---------- Supplied material

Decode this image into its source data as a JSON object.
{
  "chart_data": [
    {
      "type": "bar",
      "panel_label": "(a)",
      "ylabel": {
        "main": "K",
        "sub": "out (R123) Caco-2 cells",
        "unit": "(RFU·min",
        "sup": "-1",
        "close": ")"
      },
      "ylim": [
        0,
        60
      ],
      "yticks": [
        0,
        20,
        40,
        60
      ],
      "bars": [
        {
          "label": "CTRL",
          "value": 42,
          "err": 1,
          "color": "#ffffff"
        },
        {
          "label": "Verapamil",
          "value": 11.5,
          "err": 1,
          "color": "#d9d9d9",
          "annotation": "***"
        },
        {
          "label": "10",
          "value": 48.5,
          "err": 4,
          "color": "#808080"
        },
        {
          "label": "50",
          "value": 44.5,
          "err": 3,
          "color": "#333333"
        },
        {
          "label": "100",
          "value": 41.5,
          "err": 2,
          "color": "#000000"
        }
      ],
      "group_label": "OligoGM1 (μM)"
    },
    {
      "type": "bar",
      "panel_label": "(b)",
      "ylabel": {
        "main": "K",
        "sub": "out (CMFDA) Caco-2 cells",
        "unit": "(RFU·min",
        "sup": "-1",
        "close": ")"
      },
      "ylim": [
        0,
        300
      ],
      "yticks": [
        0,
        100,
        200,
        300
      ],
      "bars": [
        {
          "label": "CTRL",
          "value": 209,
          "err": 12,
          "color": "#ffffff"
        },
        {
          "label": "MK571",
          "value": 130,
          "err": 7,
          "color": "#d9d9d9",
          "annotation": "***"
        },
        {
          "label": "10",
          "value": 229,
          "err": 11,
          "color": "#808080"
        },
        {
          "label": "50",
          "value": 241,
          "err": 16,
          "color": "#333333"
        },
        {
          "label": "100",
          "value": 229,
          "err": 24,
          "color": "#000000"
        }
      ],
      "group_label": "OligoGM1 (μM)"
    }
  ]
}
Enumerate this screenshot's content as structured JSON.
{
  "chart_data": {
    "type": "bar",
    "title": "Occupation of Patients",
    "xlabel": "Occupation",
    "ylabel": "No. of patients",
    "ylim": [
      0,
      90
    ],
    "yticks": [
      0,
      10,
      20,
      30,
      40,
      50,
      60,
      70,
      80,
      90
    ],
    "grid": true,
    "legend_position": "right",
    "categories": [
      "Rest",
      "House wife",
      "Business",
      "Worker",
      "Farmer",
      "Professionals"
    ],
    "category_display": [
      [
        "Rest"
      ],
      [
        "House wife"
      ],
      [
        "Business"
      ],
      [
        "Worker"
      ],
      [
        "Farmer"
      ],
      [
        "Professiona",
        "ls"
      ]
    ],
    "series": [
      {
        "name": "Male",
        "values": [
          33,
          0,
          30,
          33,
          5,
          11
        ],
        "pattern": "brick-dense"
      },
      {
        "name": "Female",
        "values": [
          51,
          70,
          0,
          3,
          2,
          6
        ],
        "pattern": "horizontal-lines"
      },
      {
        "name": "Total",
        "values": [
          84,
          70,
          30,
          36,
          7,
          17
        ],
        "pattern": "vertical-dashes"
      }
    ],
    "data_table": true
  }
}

--------------------

= What is expected =
Restate all of the lines in the material exactly as they are.

= Reply to the exercise =
Decode this image into its source data as a JSON object.
{
  "chart_data": [
    {
      "type": "bar",
      "panel_label": "(a)",
      "ylabel": {
        "main": "K",
        "sub": "out (R123) Caco-2 cells",
        "unit": "(RFU·min",
        "sup": "-1",
        "close": ")"
      },
      "ylim": [
        0,
        60
      ],
      "yticks": [
        0,
        20,
        40,
        60
      ],
      "bars": [
        {
          "label": "CTRL",
          "value": 42,
          "err": 1,
          "color": "#ffffff"
        },
        {
          "label": "Verapamil",
          "value": 11.5,
          "err": 1,
          "color": "#d9d9d9",
          "annotation": "***"
        },
        {
          "label": "10",
          "value": 48.5,
          "err": 4,
          "color": "#808080"
        },
        {
          "label": "50",
          "value": 44.5,
          "err": 3,
          "color": "#333333"
        },
        {
          "label": "100",
          "value": 41.5,
          "err": 2,
          "color": "#000000"
        }
      ],
      "group_label": "OligoGM1 (μM)"
    },
    {
      "type": "bar",
      "panel_label": "(b)",
      "ylabel": {
        "main": "K",
        "sub": "out (CMFDA) Caco-2 cells",
        "unit": "(RFU·min",
        "sup": "-1",
        "close": ")"
      },
      "ylim": [
        0,
        300
      ],
      "yticks": [
        0,
        100,
        200,
        300
      ],
      "bars": [
        {
          "label": "CTRL",
          "value": 209,
          "err": 12,
          "color": "#ffffff"
        },
        {
          "label": "MK571",
          "value": 130,
          "err": 7,
          "color": "#d9d9d9",
          "annotation": "***"
        },
        {
          "label": "10",
          "value": 229,
          "err": 11,
          "color": "#808080"
        },
        {
          "label": "50",
          "value": 241,
          "err": 16,
          "color": "#333333"
        },
        {
          "label": "100",
          "value": 229,
          "err": 24,
          "color": "#000000"
        }
      ],
      "group_label": "OligoGM1 (μM)"
    }
  ]
}
Enumerate this screenshot's content as structured JSON.
{
  "chart_data": {
    "type": "bar",
    "title": "Occupation of Patients",
    "xlabel": "Occupation",
    "ylabel": "No. of patients",
    "ylim": [
      0,
      90
    ],
    "yticks": [
      0,
      10,
      20,
      30,
      40,
      50,
      60,
      70,
      80,
      90
    ],
    "grid": true,
    "legend_position": "right",
    "categories": [
      "Rest",
      "House wife",
      "Business",
      "Worker",
      "Farmer",
      "Professionals"
    ],
    "category_display": [
      [
        "Rest"
      ],
      [
        "House wife"
      ],
      [
        "Business"
      ],
      [
        "Worker"
      ],
      [
        "Farmer"
      ],
      [
        "Professiona",
        "ls"
      ]
    ],
    "series": [
      {
        "name": "Male",
        "values": [
          33,
          0,
          30,
          33,
          5,
          11
        ],
        "pattern": "brick-dense"
      },
      {
        "name": "Female",
        "values": [
          51,
          70,
          0,
          3,
          2,
          6
        ],
        "pattern": "horizontal-lines"
      },
      {
        "name": "Total",
        "values": [
          84,
          70,
          30,
          36,
          7,
          17
        ],
        "pattern": "vertical-dashes"
      }
    ],
    "data_table": true
  }
}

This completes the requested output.